[Collection entries]
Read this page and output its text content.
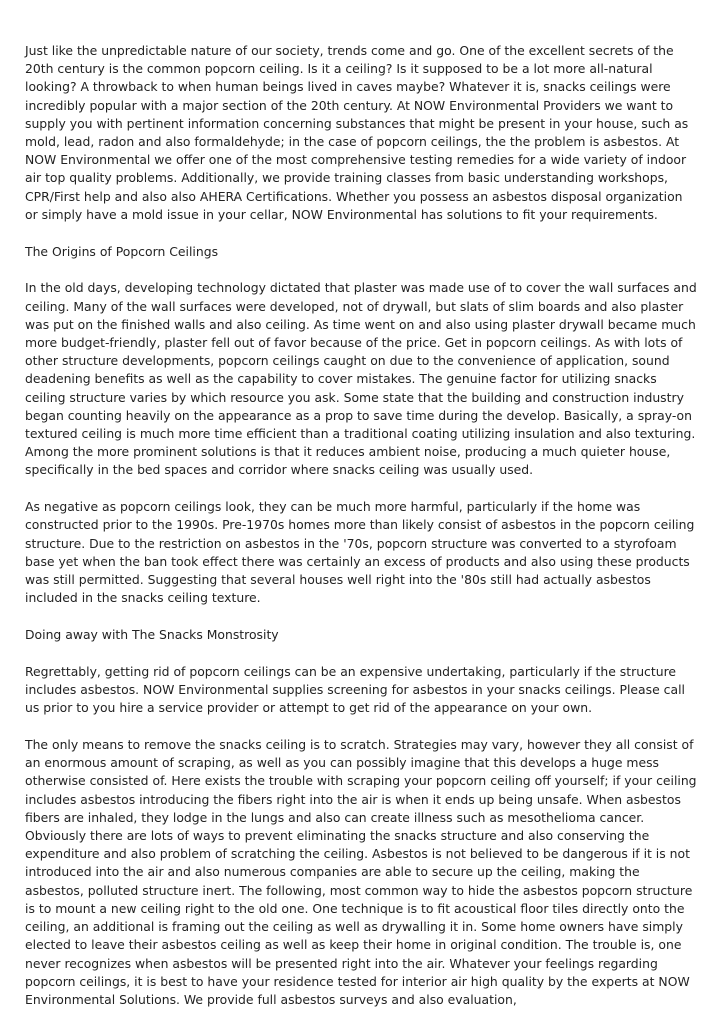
Just like the unpredictable nature of our society, trends come and go. One of the excellent secrets of the 20th century is the common popcorn ceiling. Is it a ceiling? Is it supposed to be a lot more all-natural looking? A throwback to when human beings lived in caves maybe? Whatever it is, snacks ceilings were incredibly popular with a major section of the 20th century. At NOW Environmental Providers we want to supply you with pertinent information concerning substances that might be present in your house, such as mold, lead, radon and also formaldehyde; in the case of popcorn ceilings, the the problem is asbestos. At NOW Environmental we offer one of the most comprehensive testing remedies for a wide variety of indoor air top quality problems. Additionally, we provide training classes from basic understanding workshops, CPR/First help and also also AHERA Certifications. Whether you possess an asbestos disposal organization or simply have a mold issue in your cellar, NOW Environmental has solutions to fit your requirements.

The Origins of Popcorn Ceilings

In the old days, developing technology dictated that plaster was made use of to cover the wall surfaces and ceiling. Many of the wall surfaces were developed, not of drywall, but slats of slim boards and also plaster was put on the finished walls and also ceiling. As time went on and also using plaster drywall became much more budget-friendly, plaster fell out of favor because of the price. Get in popcorn ceilings. As with lots of other structure developments, popcorn ceilings caught on due to the convenience of application, sound deadening benefits as well as the capability to cover mistakes. The genuine factor for utilizing snacks ceiling structure varies by which resource you ask. Some state that the building and construction industry began counting heavily on the appearance as a prop to save time during the develop. Basically, a spray-on textured ceiling is much more time efficient than a traditional coating utilizing insulation and also texturing. Among the more prominent solutions is that it reduces ambient noise, producing a much quieter house, specifically in the bed spaces and corridor where snacks ceiling was usually used.

As negative as popcorn ceilings look, they can be much more harmful, particularly if the home was constructed prior to the 1990s. Pre-1970s homes more than likely consist of asbestos in the popcorn ceiling structure. Due to the restriction on asbestos in the '70s, popcorn structure was converted to a styrofoam base yet when the ban took effect there was certainly an excess of products and also using these products was still permitted. Suggesting that several houses well right into the '80s still had actually asbestos included in the snacks ceiling texture.

Doing away with The Snacks Monstrosity

Regrettably, getting rid of popcorn ceilings can be an expensive undertaking, particularly if the structure includes asbestos. NOW Environmental supplies screening for asbestos in your snacks ceilings. Please call us prior to you hire a service provider or attempt to get rid of the appearance on your own.

The only means to remove the snacks ceiling is to scratch. Strategies may vary, however they all consist of an enormous amount of scraping, as well as you can possibly imagine that this develops a huge mess otherwise consisted of. Here exists the trouble with scraping your popcorn ceiling off yourself; if your ceiling includes asbestos introducing the fibers right into the air is when it ends up being unsafe. When asbestos fibers are inhaled, they lodge in the lungs and also can create illness such as mesothelioma cancer. Obviously there are lots of ways to prevent eliminating the snacks structure and also conserving the expenditure and also problem of scratching the ceiling. Asbestos is not believed to be dangerous if it is not introduced into the air and also numerous companies are able to secure up the ceiling, making the asbestos, polluted structure inert. The following, most common way to hide the asbestos popcorn structure is to mount a new ceiling right to the old one. One technique is to fit acoustical floor tiles directly onto the ceiling, an additional is framing out the ceiling as well as drywalling it in. Some home owners have simply elected to leave their asbestos ceiling as well as keep their home in original condition. The trouble is, one never recognizes when asbestos will be presented right into the air. Whatever your feelings regarding popcorn ceilings, it is best to have your residence tested for interior air high quality by the experts at NOW Environmental Solutions. We provide full asbestos surveys and also evaluation,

◆ WHAT YOU WILL DO ◆
Copy the data word for word. Pictures do not go in the copy.

◆ PROBLEM SOLUTION ◆
Read this page and output its text content.
Just like the unpredictable nature of our society, trends come and go. One of the excellent secrets of the 20th century is the common popcorn ceiling. Is it a ceiling? Is it supposed to be a lot more all-natural looking? A throwback to when human beings lived in caves maybe? Whatever it is, snacks ceilings were incredibly popular with a major section of the 20th century. At NOW Environmental Providers we want to supply you with pertinent information concerning substances that might be present in your house, such as mold, lead, radon and also formaldehyde; in the case of popcorn ceilings, the the problem is asbestos. At NOW Environmental we offer one of the most comprehensive testing remedies for a wide variety of indoor air top quality problems. Additionally, we provide training classes from basic understanding workshops, CPR/First help and also also AHERA Certifications. Whether you possess an asbestos disposal organization or simply have a mold issue in your cellar, NOW Environmental has solutions to fit your requirements.

The Origins of Popcorn Ceilings

In the old days, developing technology dictated that plaster was made use of to cover the wall surfaces and ceiling. Many of the wall surfaces were developed, not of drywall, but slats of slim boards and also plaster was put on the finished walls and also ceiling. As time went on and also using plaster drywall became much more budget-friendly, plaster fell out of favor because of the price. Get in popcorn ceilings. As with lots of other structure developments, popcorn ceilings caught on due to the convenience of application, sound deadening benefits as well as the capability to cover mistakes. The genuine factor for utilizing snacks ceiling structure varies by which resource you ask. Some state that the building and construction industry began counting heavily on the appearance as a prop to save time during the develop. Basically, a spray-on textured ceiling is much more time efficient than a traditional coating utilizing insulation and also texturing. Among the more prominent solutions is that it reduces ambient noise, producing a much quieter house, specifically in the bed spaces and corridor where snacks ceiling was usually used.

As negative as popcorn ceilings look, they can be much more harmful, particularly if the home was constructed prior to the 1990s. Pre-1970s homes more than likely consist of asbestos in the popcorn ceiling structure. Due to the restriction on asbestos in the '70s, popcorn structure was converted to a styrofoam base yet when the ban took effect there was certainly an excess of products and also using these products was still permitted. Suggesting that several houses well right into the '80s still had actually asbestos included in the snacks ceiling texture.

Doing away with The Snacks Monstrosity

Regrettably, getting rid of popcorn ceilings can be an expensive undertaking, particularly if the structure includes asbestos. NOW Environmental supplies screening for asbestos in your snacks ceilings. Please call us prior to you hire a service provider or attempt to get rid of the appearance on your own.

The only means to remove the snacks ceiling is to scratch. Strategies may vary, however they all consist of an enormous amount of scraping, as well as you can possibly imagine that this develops a huge mess otherwise consisted of. Here exists the trouble with scraping your popcorn ceiling off yourself; if your ceiling includes asbestos introducing the fibers right into the air is when it ends up being unsafe. When asbestos fibers are inhaled, they lodge in the lungs and also can create illness such as mesothelioma cancer. Obviously there are lots of ways to prevent eliminating the snacks structure and also conserving the expenditure and also problem of scratching the ceiling. Asbestos is not believed to be dangerous if it is not introduced into the air and also numerous companies are able to secure up the ceiling, making the asbestos, polluted structure inert. The following, most common way to hide the asbestos popcorn structure is to mount a new ceiling right to the old one. One technique is to fit acoustical floor tiles directly onto the ceiling, an additional is framing out the ceiling as well as drywalling it in. Some home owners have simply elected to leave their asbestos ceiling as well as keep their home in original condition. The trouble is, one never recognizes when asbestos will be presented right into the air. Whatever your feelings regarding popcorn ceilings, it is best to have your residence tested for interior air high quality by the experts at NOW Environmental Solutions. We provide full asbestos surveys and also evaluation,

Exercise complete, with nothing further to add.